• **INFORMATION SHOWN**:
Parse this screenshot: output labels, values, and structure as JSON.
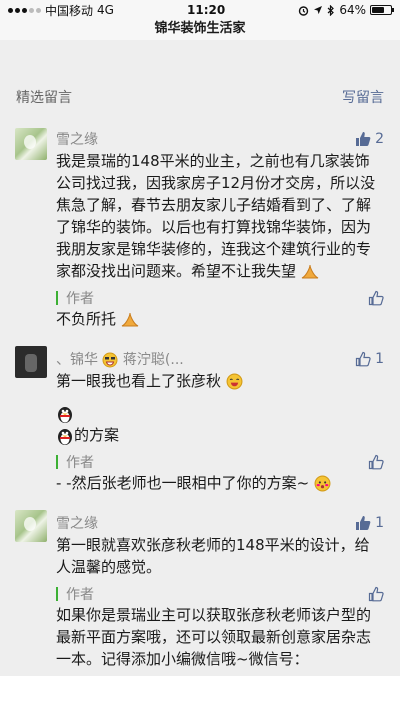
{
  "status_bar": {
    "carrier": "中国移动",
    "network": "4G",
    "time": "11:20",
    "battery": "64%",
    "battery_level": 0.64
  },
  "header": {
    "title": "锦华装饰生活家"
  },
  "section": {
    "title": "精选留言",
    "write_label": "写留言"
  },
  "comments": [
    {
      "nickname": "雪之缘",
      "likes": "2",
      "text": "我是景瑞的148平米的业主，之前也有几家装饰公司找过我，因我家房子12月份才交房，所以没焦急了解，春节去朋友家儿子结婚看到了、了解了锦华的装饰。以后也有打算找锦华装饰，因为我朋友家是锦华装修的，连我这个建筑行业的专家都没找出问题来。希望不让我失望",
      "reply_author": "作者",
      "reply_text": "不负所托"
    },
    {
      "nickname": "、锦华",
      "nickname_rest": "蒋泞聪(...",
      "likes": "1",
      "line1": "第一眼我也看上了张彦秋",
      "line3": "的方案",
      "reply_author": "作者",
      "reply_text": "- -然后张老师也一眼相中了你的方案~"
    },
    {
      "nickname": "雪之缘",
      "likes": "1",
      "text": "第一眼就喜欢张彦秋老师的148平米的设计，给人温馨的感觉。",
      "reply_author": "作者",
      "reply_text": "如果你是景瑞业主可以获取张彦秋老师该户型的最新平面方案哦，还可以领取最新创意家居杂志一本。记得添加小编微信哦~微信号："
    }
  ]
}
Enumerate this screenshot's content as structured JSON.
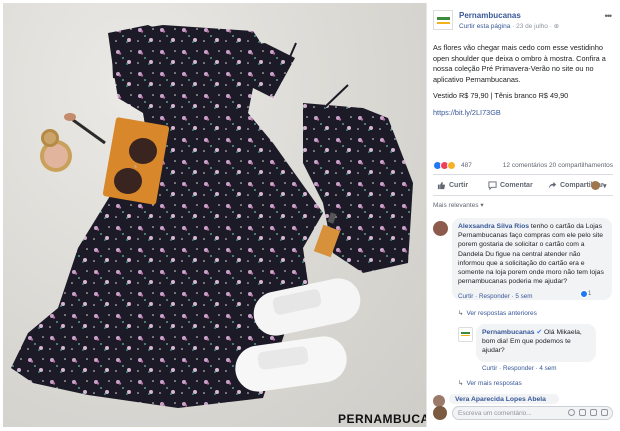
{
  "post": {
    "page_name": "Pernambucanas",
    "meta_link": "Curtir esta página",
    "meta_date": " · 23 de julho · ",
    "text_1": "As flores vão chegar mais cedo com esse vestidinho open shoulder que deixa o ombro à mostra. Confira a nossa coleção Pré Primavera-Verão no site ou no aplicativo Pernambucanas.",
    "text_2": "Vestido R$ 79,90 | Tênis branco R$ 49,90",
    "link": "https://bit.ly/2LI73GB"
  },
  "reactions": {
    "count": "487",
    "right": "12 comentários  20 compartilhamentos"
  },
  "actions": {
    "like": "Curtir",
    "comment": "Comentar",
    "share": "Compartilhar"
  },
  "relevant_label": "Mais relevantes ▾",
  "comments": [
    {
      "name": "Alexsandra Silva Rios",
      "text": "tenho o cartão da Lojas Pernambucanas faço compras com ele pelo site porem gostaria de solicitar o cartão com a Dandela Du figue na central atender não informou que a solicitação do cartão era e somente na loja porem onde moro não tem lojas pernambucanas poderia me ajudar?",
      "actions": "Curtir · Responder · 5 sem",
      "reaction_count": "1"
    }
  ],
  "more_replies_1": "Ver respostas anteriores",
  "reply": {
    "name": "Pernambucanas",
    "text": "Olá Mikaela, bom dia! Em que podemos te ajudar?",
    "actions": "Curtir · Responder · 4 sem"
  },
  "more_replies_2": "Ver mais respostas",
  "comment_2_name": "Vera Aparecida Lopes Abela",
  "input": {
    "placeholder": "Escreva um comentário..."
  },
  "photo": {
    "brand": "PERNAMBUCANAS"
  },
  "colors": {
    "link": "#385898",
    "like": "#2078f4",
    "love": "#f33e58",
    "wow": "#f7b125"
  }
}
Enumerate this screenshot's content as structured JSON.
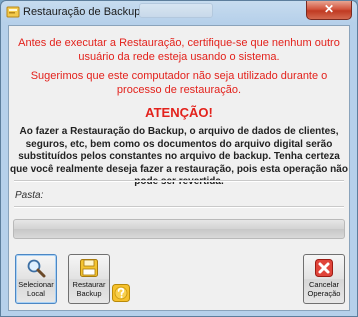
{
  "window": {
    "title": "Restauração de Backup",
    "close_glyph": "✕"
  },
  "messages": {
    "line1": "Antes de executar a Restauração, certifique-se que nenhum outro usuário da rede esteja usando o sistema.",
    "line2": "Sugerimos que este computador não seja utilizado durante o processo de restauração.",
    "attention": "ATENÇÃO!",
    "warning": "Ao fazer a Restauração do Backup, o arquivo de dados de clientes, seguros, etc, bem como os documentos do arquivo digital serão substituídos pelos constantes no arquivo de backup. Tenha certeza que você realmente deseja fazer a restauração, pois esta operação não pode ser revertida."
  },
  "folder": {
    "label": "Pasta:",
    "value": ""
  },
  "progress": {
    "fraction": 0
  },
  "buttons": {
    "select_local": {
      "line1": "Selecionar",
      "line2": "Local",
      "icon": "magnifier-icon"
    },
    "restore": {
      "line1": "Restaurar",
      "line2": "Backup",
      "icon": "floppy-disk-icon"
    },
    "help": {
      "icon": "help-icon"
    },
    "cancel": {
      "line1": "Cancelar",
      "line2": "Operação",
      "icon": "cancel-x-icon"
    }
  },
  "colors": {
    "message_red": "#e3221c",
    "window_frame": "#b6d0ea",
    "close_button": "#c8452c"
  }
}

• **REQUEST**: Gather all lines of the records that include the word "title".

• **RESULT FOR THIS TASK**:
    "title": "锦华装饰生活家"
    "title": "精选留言",
    "title": "Restauração de Backup",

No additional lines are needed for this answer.